## Description of the task
Pictures within the data are to be left out; everything else must be reproduced exactly.

## Data extract
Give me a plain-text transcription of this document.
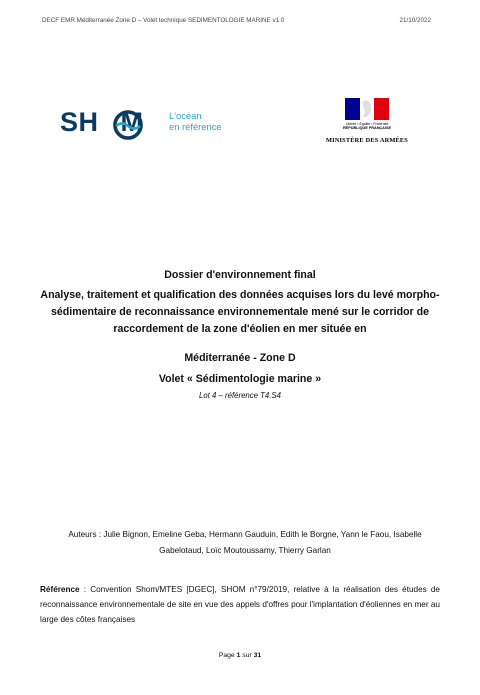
DECF EMR Méditerranée Zone D – Volet technique SEDIMENTOLOGIE MARINE v1.0	21/10/2022
SH M	L'océan
en référence	Liberté • Égalité • Fraternité
RÉPUBLIQUE FRANÇAISE
MINISTÈRE DES ARMÉES
Dossier d'environnement final
Analyse, traitement et qualification des données acquises lors du levé morpho-sédimentaire de reconnaissance environnementale mené sur le corridor de raccordement de la zone d'éolien en mer située en
Méditerranée - Zone D
Volet « Sédimentologie marine »
Lot 4 – référence T4.S4
Auteurs : Julie Bignon, Emeline Geba, Hermann Gauduin, Edith le Borgne, Yann le Faou, Isabelle Gabelotaud, Loïc Moutoussamy, Thierry Garlan
Référence : Convention Shom/MTES [DGEC], SHOM n°79/2019, relative à la réalisation des études de reconnaissance environnementale de site en vue des appels d'offres pour l'implantation d'éoliennes en mer au large des côtes françaises
Page 1 sur 31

## Final answer
Give me a plain-text transcription of this document.
DECF EMR Méditerranée Zone D – Volet technique SEDIMENTOLOGIE MARINE v1.0	21/10/2022
SH M	L'océan
en référence	Liberté • Égalité • Fraternité
RÉPUBLIQUE FRANÇAISE
MINISTÈRE DES ARMÉES
Dossier d'environnement final
Analyse, traitement et qualification des données acquises lors du levé morpho-sédimentaire de reconnaissance environnementale mené sur le corridor de raccordement de la zone d'éolien en mer située en
Méditerranée - Zone D
Volet « Sédimentologie marine »
Lot 4 – référence T4.S4
Auteurs : Julie Bignon, Emeline Geba, Hermann Gauduin, Edith le Borgne, Yann le Faou, Isabelle Gabelotaud, Loïc Moutoussamy, Thierry Garlan
Référence : Convention Shom/MTES [DGEC], SHOM n°79/2019, relative à la réalisation des études de reconnaissance environnementale de site en vue des appels d'offres pour l'implantation d'éoliennes en mer au large des côtes françaises
Page 1 sur 31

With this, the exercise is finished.